#### [Dataset excerpt]

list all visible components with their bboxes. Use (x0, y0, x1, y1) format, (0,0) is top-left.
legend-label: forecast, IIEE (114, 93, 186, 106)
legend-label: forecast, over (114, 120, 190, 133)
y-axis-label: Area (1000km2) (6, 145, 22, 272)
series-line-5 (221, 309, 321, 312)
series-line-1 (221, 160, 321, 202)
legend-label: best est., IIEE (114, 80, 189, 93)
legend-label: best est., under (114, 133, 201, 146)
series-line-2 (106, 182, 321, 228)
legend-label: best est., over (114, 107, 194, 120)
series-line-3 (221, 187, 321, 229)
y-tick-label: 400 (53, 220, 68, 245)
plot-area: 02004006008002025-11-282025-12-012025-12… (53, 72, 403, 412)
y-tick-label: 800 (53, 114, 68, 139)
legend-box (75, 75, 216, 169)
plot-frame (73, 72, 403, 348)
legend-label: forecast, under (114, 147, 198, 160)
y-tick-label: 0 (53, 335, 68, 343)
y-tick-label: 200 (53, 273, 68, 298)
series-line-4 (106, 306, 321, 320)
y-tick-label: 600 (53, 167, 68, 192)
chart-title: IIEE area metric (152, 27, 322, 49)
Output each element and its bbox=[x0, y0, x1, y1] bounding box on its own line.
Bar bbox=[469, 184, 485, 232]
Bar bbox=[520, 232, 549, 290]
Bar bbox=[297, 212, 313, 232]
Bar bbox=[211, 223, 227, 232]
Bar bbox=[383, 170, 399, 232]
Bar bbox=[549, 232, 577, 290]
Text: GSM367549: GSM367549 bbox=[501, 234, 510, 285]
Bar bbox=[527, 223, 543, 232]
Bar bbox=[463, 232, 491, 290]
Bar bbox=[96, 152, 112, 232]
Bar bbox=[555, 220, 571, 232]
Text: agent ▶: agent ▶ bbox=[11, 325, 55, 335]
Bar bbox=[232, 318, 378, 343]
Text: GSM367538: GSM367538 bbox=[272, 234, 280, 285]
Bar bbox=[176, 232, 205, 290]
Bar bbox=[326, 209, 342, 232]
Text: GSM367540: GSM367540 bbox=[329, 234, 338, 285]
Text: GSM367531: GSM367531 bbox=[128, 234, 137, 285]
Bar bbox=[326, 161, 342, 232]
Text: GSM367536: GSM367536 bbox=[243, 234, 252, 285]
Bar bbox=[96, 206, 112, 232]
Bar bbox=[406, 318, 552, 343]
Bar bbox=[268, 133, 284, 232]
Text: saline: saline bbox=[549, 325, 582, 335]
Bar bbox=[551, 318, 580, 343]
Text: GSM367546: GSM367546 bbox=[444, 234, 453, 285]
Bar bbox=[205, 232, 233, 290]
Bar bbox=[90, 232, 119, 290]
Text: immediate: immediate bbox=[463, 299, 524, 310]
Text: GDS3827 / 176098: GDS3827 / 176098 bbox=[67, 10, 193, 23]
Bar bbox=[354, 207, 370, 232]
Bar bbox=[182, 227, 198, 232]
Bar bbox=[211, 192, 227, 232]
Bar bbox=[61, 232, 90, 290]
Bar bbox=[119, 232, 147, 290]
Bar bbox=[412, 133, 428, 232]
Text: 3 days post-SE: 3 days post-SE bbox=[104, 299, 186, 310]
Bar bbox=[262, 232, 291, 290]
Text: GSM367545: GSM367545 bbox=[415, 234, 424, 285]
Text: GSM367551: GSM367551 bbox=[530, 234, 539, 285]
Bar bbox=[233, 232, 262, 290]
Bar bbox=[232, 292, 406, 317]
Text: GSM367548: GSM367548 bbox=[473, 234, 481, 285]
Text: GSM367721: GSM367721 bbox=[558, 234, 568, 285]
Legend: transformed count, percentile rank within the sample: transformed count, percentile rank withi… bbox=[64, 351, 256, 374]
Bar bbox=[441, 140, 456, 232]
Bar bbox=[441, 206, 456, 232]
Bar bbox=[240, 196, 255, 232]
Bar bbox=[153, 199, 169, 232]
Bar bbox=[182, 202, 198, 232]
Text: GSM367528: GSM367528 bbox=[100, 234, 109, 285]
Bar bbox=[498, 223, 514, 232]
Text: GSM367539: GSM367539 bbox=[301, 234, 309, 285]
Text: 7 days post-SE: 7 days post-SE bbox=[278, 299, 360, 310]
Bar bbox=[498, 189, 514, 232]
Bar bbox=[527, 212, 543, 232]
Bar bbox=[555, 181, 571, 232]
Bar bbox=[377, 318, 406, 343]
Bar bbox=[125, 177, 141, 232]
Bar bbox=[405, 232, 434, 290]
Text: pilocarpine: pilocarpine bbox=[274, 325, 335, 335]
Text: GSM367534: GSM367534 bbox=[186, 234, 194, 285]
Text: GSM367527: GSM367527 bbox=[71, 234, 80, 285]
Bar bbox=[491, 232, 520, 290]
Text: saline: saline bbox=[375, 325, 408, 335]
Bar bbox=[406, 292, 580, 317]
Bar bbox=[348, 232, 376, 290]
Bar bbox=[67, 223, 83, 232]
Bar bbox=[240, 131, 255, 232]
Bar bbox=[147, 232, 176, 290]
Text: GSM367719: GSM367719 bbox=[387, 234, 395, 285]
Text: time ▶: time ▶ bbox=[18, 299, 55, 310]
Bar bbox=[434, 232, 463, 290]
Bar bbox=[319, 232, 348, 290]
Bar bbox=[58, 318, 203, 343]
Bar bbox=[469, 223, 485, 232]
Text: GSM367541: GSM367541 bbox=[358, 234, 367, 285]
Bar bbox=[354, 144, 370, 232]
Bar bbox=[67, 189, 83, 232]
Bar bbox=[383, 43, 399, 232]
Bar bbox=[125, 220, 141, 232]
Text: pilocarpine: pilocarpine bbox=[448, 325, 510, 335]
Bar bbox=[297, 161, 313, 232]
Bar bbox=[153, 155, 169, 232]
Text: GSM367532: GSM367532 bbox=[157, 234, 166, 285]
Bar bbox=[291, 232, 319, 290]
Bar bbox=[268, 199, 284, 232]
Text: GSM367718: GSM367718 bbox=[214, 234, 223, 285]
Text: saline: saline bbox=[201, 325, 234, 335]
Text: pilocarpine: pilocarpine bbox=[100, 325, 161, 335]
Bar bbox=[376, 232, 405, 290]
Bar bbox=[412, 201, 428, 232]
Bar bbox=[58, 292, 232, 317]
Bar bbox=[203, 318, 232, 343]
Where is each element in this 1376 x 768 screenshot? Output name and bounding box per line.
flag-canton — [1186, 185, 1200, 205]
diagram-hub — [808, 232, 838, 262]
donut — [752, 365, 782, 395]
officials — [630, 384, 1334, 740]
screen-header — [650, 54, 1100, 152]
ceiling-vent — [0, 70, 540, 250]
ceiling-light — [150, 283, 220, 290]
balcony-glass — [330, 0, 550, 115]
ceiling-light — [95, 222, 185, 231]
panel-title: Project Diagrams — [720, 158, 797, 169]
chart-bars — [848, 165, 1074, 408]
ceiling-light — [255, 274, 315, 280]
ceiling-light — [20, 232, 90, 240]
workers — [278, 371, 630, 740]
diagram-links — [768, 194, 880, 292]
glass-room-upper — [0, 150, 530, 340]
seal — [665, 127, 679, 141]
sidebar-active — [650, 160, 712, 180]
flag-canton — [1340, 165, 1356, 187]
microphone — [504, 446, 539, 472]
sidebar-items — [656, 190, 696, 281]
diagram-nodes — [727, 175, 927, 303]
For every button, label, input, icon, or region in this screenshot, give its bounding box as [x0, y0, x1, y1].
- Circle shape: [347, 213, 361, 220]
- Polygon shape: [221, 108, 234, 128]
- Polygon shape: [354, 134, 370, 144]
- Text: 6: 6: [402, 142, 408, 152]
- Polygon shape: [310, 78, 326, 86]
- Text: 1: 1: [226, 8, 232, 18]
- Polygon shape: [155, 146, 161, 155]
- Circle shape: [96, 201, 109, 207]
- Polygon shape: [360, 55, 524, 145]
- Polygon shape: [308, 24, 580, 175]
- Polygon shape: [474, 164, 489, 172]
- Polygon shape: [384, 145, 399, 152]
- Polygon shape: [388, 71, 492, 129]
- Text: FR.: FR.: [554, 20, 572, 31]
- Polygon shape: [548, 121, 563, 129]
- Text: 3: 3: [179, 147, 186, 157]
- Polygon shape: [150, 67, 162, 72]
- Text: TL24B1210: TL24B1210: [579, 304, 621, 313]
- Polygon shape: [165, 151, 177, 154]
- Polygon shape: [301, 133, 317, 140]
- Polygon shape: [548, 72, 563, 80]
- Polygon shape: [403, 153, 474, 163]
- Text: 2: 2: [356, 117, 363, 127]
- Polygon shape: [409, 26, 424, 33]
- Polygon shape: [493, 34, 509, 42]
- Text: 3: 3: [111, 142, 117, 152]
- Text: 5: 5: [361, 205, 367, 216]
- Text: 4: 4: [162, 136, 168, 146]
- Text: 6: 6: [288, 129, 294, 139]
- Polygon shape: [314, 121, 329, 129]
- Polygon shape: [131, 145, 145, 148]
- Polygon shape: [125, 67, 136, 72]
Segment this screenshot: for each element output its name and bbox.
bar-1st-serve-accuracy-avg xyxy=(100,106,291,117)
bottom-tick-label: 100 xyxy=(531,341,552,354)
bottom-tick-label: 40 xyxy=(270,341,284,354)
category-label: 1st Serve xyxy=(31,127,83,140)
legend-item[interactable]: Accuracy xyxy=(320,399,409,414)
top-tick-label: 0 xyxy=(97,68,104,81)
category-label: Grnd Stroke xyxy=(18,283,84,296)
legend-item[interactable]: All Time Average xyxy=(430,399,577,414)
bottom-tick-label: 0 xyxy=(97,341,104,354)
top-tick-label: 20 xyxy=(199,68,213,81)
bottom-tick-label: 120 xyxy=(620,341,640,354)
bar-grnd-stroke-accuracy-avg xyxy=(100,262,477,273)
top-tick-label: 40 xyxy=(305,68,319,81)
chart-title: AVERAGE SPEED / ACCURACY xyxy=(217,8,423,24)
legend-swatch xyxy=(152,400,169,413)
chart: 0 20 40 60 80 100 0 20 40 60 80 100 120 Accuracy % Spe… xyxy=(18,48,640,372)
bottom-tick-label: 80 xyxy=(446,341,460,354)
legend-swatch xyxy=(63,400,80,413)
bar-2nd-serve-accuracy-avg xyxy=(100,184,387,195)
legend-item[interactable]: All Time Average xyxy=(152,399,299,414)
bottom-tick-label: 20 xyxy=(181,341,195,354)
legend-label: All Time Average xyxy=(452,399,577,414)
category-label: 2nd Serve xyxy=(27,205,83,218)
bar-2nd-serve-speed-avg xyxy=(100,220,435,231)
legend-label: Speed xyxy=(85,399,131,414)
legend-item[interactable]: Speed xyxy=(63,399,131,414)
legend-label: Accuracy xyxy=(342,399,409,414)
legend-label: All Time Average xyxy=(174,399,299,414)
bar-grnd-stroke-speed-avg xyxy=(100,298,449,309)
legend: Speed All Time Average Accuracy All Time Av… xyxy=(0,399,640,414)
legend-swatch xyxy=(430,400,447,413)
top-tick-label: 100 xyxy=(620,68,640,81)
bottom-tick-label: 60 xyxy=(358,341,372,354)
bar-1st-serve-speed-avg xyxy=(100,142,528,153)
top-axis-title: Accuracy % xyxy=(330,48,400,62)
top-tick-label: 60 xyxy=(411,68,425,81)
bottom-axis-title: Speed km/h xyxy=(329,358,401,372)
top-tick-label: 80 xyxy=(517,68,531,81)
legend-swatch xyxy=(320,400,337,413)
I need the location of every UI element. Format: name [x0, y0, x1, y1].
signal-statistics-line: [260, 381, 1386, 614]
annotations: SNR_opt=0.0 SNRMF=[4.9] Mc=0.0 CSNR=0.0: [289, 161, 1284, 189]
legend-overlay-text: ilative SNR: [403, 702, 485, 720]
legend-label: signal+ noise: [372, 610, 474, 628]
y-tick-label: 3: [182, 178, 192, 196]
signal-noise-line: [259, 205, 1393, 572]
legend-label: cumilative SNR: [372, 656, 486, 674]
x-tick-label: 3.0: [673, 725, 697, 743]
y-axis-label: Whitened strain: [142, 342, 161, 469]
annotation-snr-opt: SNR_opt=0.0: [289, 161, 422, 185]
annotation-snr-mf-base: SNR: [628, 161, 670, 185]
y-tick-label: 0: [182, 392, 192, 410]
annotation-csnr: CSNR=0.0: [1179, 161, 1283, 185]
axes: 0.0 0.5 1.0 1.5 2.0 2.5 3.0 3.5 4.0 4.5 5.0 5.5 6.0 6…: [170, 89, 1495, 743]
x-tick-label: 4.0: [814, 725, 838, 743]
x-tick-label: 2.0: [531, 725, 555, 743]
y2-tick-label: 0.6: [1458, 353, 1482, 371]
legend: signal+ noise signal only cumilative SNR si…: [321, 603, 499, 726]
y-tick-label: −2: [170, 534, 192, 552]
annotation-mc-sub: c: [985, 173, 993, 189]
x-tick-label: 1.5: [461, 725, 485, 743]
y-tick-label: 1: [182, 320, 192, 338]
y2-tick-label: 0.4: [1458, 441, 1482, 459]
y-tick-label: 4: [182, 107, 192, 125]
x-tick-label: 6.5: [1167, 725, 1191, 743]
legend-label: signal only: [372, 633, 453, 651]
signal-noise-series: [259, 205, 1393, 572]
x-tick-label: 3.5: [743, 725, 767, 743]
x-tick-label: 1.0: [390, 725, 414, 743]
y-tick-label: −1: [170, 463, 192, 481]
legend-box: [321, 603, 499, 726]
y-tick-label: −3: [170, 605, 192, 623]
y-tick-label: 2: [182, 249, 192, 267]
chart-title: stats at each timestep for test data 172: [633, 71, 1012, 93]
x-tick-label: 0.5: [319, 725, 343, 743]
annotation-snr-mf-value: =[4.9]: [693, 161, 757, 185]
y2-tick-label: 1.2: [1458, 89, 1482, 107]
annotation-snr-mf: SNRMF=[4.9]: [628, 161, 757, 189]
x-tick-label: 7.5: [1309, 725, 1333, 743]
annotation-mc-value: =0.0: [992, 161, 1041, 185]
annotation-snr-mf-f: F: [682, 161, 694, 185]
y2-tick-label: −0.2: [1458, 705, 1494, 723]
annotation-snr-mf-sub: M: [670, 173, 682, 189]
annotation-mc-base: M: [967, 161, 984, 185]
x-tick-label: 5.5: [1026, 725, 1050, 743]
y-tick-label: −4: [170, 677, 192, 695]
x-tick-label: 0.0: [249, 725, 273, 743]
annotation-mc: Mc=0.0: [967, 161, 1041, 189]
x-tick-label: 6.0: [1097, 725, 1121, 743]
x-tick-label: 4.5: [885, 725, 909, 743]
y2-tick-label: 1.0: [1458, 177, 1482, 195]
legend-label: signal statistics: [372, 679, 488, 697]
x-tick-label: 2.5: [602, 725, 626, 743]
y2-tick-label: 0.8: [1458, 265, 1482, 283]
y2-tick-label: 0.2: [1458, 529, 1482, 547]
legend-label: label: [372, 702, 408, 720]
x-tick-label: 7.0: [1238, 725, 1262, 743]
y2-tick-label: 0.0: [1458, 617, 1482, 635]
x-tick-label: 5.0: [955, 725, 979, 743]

#### [WHAT IS ASKED]
Rewrite the dataset excerpt from its first line through the line containing "Text: GSM367549: GSM367549", swapping "legend-label" for "legend-text" and leaving everything else unchanged.

#### [EXERCISE OUTPUT]
list all visible components with their bboxes. Use (x0, y0, x1, y1) format, (0,0) is top-left.
legend-text: forecast, IIEE (114, 93, 186, 106)
legend-text: forecast, over (114, 120, 190, 133)
y-axis-label: Area (1000km2) (6, 145, 22, 272)
series-line-5 (221, 309, 321, 312)
series-line-1 (221, 160, 321, 202)
legend-text: best est., IIEE (114, 80, 189, 93)
legend-text: best est., under (114, 133, 201, 146)
series-line-2 (106, 182, 321, 228)
legend-text: best est., over (114, 107, 194, 120)
series-line-3 (221, 187, 321, 229)
y-tick-label: 400 (53, 220, 68, 245)
plot-area: 02004006008002025-11-282025-12-012025-12… (53, 72, 403, 412)
y-tick-label: 800 (53, 114, 68, 139)
legend-box (75, 75, 216, 169)
plot-frame (73, 72, 403, 348)
legend-text: forecast, under (114, 147, 198, 160)
y-tick-label: 0 (53, 335, 68, 343)
y-tick-label: 200 (53, 273, 68, 298)
series-line-4 (106, 306, 321, 320)
y-tick-label: 600 (53, 167, 68, 192)
chart-title: IIEE area metric (152, 27, 322, 49)
Output each element and its bbox=[x0, y0, x1, y1] bounding box on its own line.
Bar bbox=[469, 184, 485, 232]
Bar bbox=[520, 232, 549, 290]
Bar bbox=[297, 212, 313, 232]
Bar bbox=[211, 223, 227, 232]
Bar bbox=[383, 170, 399, 232]
Bar bbox=[549, 232, 577, 290]
Text: GSM367549: GSM367549 bbox=[501, 234, 510, 285]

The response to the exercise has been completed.